## START SOURCE MATERIAL
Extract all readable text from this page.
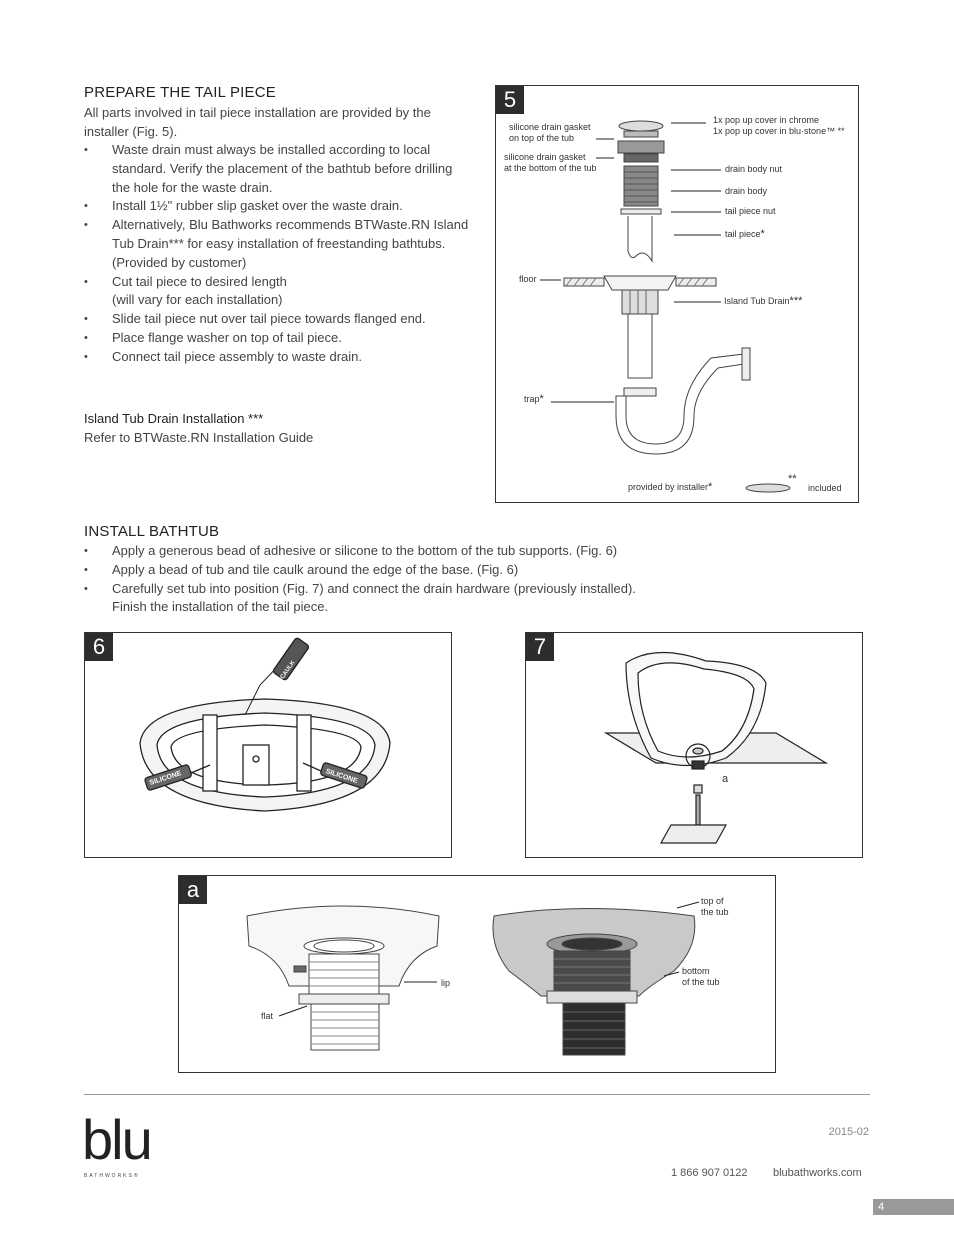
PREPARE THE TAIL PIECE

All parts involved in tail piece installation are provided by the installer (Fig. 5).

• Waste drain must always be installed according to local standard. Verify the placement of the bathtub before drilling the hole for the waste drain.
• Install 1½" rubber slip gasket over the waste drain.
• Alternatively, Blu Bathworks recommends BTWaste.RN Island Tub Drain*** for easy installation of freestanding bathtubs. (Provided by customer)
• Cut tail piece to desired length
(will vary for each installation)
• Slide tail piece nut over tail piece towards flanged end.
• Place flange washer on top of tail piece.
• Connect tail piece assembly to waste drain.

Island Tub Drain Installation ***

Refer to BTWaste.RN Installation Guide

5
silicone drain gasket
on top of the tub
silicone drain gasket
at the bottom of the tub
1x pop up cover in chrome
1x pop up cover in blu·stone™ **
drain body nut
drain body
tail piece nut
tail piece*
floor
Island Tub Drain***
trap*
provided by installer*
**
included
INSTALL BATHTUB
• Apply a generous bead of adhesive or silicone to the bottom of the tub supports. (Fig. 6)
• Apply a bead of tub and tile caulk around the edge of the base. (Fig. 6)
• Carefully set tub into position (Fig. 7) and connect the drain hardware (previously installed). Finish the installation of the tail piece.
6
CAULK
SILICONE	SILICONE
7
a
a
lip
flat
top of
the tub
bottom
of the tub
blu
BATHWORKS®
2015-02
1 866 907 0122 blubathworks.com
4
## END SOURCE MATERIAL
● **WRITTEN INSTRUCTION**
What comes back should match the records exactly, minus any pictures.

● **PROBLEM SOLUTION**
Extract all readable text from this page.
PREPARE THE TAIL PIECE

All parts involved in tail piece installation are provided by the installer (Fig. 5).

• Waste drain must always be installed according to local standard. Verify the placement of the bathtub before drilling the hole for the waste drain.
• Install 1½" rubber slip gasket over the waste drain.
• Alternatively, Blu Bathworks recommends BTWaste.RN Island Tub Drain*** for easy installation of freestanding bathtubs. (Provided by customer)
• Cut tail piece to desired length
(will vary for each installation)
• Slide tail piece nut over tail piece towards flanged end.
• Place flange washer on top of tail piece.
• Connect tail piece assembly to waste drain.

Island Tub Drain Installation ***

Refer to BTWaste.RN Installation Guide

5
silicone drain gasket
on top of the tub
silicone drain gasket
at the bottom of the tub
1x pop up cover in chrome
1x pop up cover in blu·stone™ **
drain body nut
drain body
tail piece nut
tail piece*
floor
Island Tub Drain***
trap*
provided by installer*
**
included
INSTALL BATHTUB
• Apply a generous bead of adhesive or silicone to the bottom of the tub supports. (Fig. 6)
• Apply a bead of tub and tile caulk around the edge of the base. (Fig. 6)
• Carefully set tub into position (Fig. 7) and connect the drain hardware (previously installed). Finish the installation of the tail piece.
6
CAULK
SILICONE	SILICONE
7
a
a
lip
flat
top of
the tub
bottom
of the tub
blu
BATHWORKS®
2015-02
1 866 907 0122 blubathworks.com
4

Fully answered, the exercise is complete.